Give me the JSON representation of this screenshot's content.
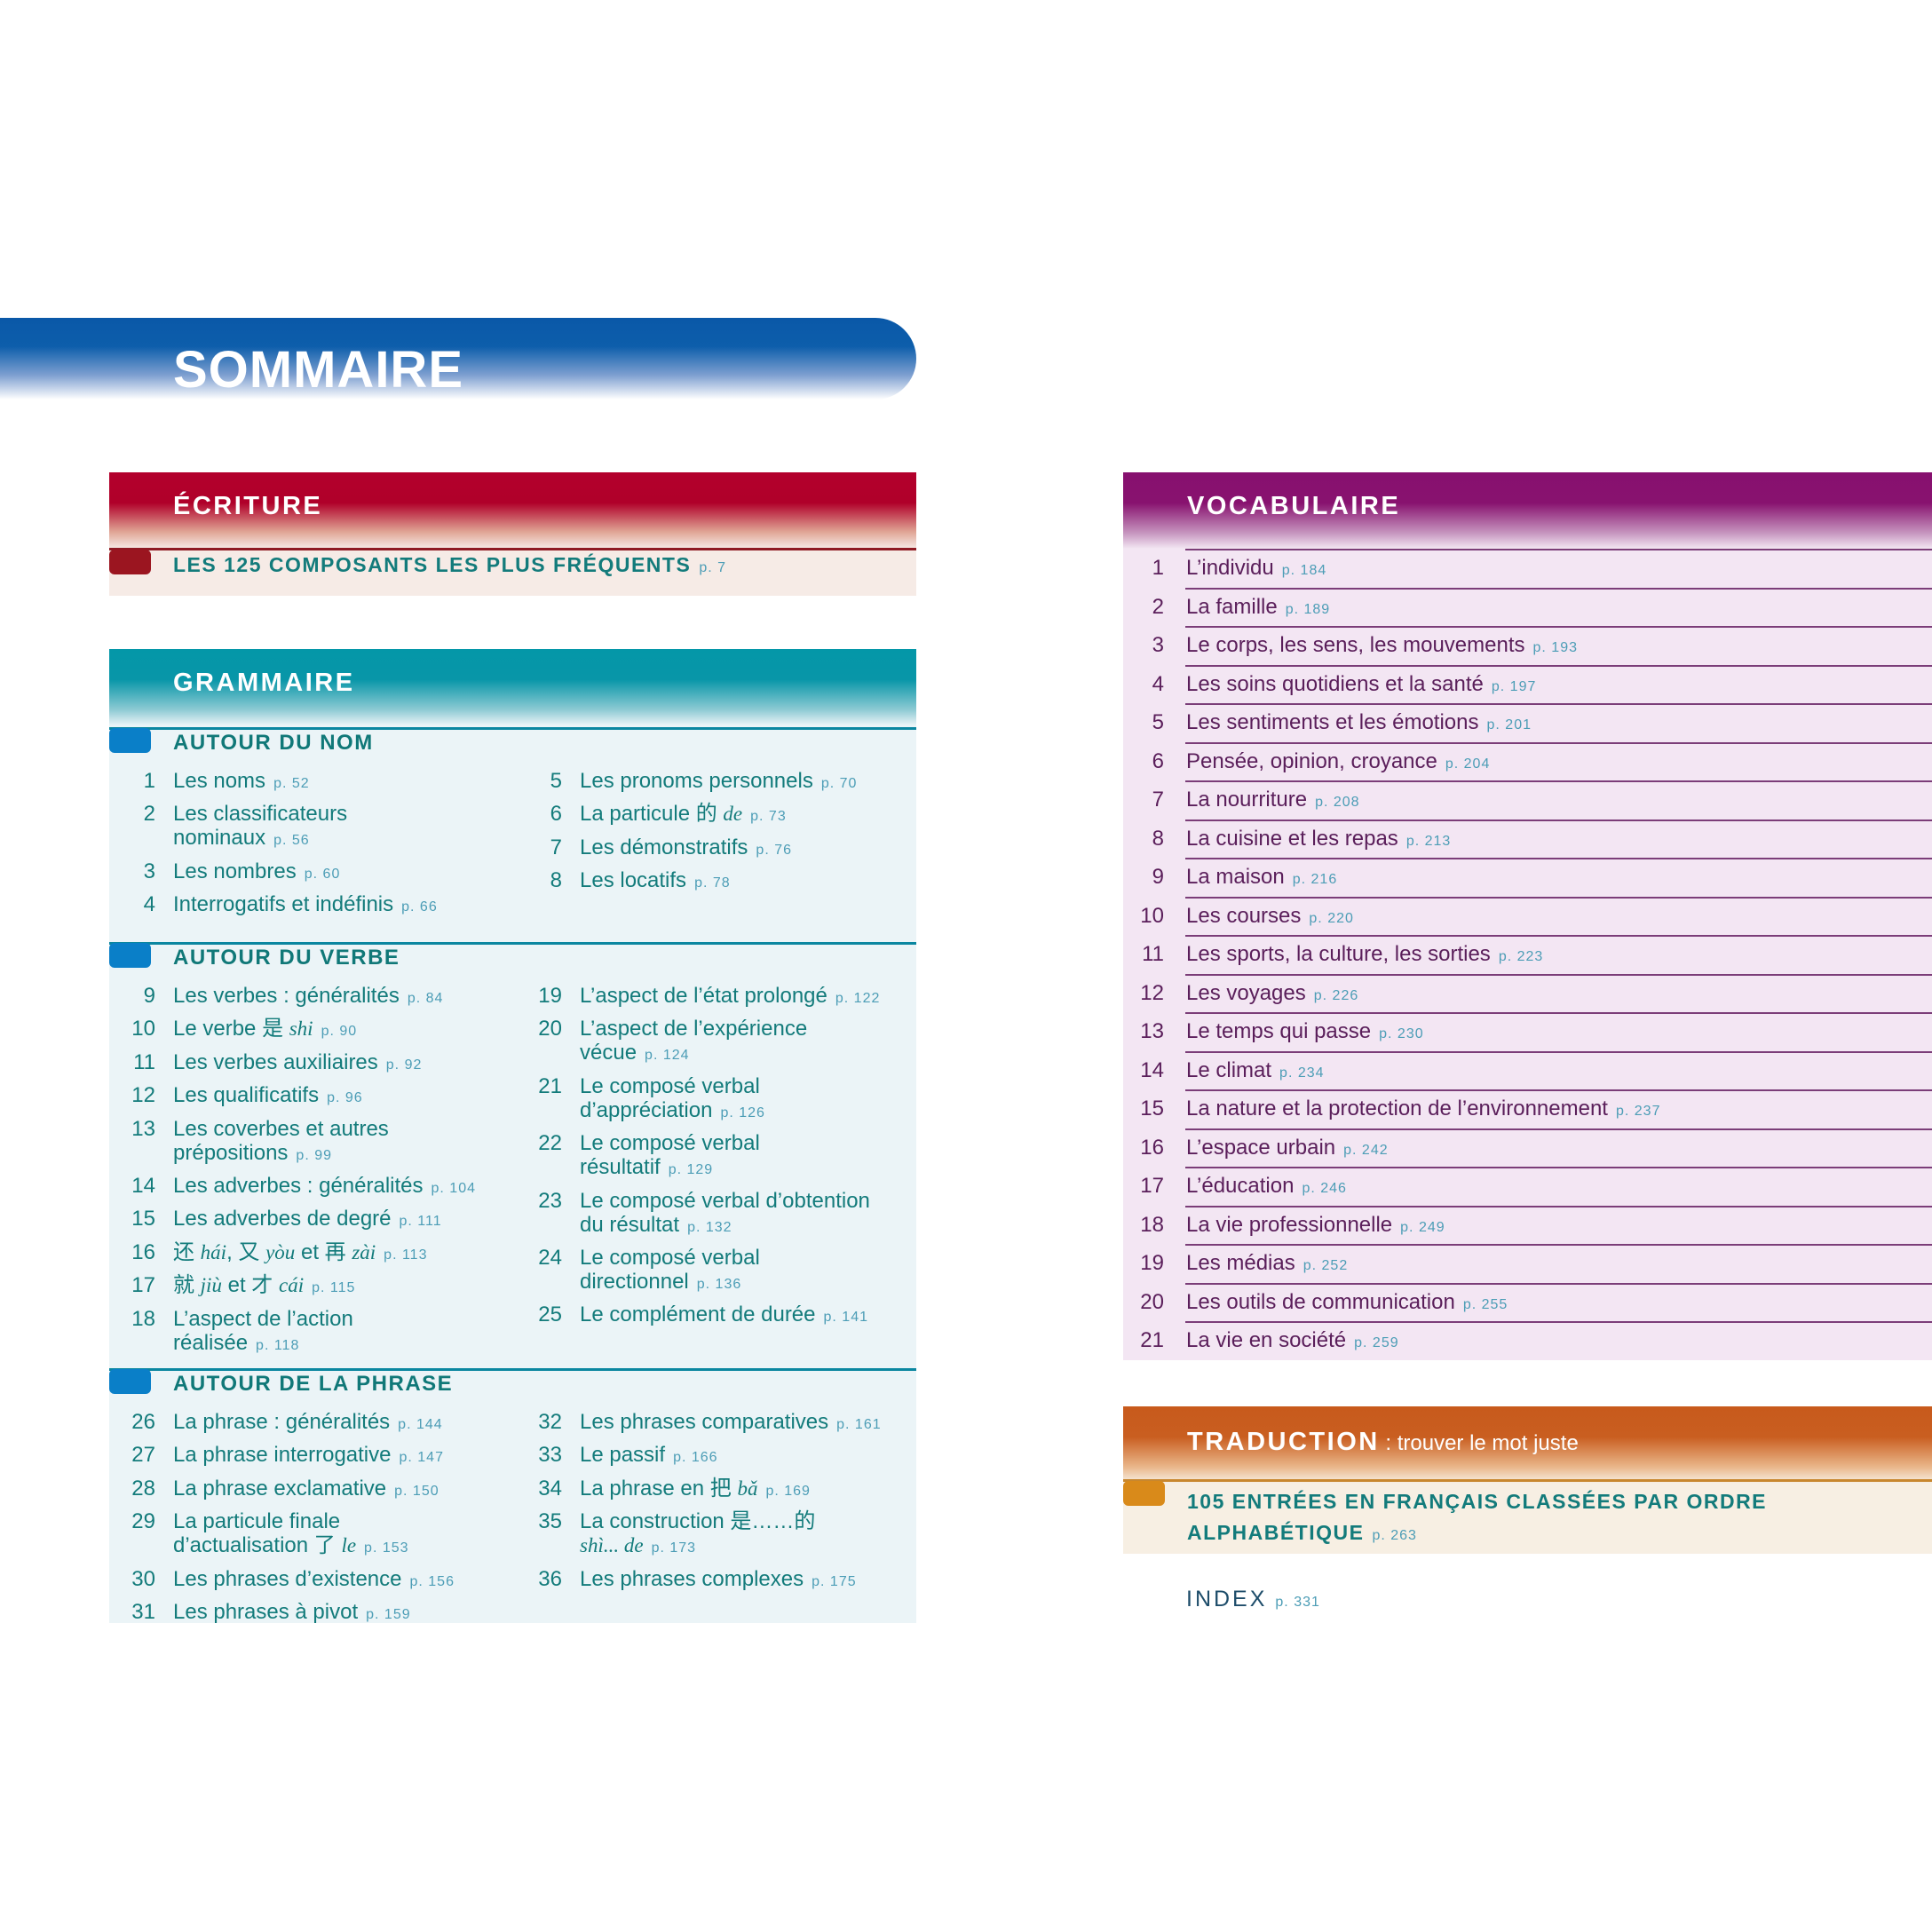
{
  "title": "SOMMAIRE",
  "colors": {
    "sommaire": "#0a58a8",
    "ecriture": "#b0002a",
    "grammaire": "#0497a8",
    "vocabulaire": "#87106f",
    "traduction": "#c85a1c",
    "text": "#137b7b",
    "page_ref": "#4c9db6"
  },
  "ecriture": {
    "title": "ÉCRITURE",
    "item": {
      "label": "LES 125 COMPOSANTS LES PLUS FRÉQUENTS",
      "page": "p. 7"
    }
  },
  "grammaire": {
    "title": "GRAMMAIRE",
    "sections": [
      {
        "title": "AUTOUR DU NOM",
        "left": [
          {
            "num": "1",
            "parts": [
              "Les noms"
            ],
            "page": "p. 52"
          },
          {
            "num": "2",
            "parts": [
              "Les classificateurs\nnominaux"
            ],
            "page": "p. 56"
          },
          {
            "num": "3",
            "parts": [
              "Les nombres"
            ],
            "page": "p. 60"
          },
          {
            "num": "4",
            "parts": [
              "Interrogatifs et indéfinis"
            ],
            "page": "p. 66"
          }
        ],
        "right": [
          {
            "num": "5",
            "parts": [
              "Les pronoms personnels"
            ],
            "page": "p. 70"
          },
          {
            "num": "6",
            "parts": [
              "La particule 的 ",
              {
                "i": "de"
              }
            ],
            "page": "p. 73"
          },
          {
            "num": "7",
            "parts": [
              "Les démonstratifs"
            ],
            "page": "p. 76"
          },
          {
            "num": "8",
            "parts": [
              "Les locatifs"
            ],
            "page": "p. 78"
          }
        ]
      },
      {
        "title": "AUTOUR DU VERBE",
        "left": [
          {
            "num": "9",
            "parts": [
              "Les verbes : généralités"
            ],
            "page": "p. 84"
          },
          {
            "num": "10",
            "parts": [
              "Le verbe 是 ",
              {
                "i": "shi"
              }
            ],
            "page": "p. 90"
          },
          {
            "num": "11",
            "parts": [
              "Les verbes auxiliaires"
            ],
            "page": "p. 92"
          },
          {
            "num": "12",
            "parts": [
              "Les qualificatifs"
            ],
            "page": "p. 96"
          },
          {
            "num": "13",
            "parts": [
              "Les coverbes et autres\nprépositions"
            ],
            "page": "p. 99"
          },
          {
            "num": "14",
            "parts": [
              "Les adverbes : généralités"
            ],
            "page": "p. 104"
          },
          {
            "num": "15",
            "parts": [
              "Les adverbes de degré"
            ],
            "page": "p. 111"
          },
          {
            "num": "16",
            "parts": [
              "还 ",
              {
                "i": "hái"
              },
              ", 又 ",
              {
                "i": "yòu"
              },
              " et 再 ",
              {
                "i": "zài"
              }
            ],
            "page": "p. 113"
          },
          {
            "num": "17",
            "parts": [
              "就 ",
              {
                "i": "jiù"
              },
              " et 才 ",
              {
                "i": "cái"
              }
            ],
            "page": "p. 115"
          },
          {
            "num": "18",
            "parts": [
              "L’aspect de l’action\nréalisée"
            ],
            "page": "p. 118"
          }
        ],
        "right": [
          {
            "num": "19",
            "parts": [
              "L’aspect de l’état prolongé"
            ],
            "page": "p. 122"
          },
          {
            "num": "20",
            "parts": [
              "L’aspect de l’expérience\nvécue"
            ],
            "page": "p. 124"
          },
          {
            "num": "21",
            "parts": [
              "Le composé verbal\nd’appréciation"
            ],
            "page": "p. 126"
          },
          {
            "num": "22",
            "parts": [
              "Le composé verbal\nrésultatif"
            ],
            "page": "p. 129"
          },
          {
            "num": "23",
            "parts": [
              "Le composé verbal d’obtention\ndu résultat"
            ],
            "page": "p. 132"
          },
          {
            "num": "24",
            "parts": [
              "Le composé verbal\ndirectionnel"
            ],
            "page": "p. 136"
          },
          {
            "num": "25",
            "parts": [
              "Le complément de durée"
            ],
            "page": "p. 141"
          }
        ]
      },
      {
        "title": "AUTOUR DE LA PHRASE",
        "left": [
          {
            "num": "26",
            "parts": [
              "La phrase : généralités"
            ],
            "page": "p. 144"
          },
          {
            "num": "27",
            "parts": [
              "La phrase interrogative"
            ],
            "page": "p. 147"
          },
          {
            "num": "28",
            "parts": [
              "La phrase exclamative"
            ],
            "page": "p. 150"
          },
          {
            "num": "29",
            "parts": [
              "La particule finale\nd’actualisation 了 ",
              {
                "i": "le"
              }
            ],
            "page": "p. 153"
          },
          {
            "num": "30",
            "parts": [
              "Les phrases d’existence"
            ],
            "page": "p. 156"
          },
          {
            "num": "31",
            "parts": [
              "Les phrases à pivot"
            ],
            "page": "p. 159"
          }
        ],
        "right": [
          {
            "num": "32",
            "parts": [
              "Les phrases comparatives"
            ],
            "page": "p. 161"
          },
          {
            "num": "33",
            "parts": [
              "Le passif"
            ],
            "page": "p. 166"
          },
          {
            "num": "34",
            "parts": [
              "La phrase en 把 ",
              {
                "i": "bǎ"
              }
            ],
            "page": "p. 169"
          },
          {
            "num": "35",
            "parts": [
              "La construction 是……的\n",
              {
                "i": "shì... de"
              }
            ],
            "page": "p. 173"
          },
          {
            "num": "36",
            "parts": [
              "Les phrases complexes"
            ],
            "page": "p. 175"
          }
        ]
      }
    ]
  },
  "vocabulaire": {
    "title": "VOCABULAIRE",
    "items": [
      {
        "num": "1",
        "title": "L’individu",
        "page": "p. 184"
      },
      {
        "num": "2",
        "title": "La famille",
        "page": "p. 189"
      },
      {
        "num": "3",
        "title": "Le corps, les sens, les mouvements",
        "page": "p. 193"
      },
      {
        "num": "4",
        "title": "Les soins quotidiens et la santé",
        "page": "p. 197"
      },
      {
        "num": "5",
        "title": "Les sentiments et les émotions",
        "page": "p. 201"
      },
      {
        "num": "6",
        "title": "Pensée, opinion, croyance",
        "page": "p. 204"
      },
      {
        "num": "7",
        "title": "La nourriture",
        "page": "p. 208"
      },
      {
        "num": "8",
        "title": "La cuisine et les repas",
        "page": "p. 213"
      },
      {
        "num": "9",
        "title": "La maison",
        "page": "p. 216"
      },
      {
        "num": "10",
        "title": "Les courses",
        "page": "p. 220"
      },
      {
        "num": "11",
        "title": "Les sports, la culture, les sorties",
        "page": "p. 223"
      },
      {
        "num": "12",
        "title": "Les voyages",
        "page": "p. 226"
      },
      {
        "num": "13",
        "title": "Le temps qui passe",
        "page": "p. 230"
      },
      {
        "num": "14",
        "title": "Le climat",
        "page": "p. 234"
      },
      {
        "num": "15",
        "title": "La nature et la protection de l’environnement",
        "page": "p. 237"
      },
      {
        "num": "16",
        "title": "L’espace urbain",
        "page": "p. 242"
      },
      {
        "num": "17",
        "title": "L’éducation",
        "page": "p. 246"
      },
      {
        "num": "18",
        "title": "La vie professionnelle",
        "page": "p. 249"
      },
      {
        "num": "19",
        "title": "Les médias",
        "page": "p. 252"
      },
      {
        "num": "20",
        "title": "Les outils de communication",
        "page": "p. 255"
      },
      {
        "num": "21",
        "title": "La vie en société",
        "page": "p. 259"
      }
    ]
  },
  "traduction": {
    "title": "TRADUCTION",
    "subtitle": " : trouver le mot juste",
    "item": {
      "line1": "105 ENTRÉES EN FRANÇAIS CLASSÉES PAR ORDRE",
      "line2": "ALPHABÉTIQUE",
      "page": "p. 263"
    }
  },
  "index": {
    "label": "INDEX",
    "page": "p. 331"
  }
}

┄┄┄┄┄┄┄┄┄┄┄┄┄┄┄┄┄┄┄┄

- **WHAT IS BEING ASKED**
Count how many lines include the string "phrases". Nothing but the number is needed.

- **EXERCISE RESPONSE**
4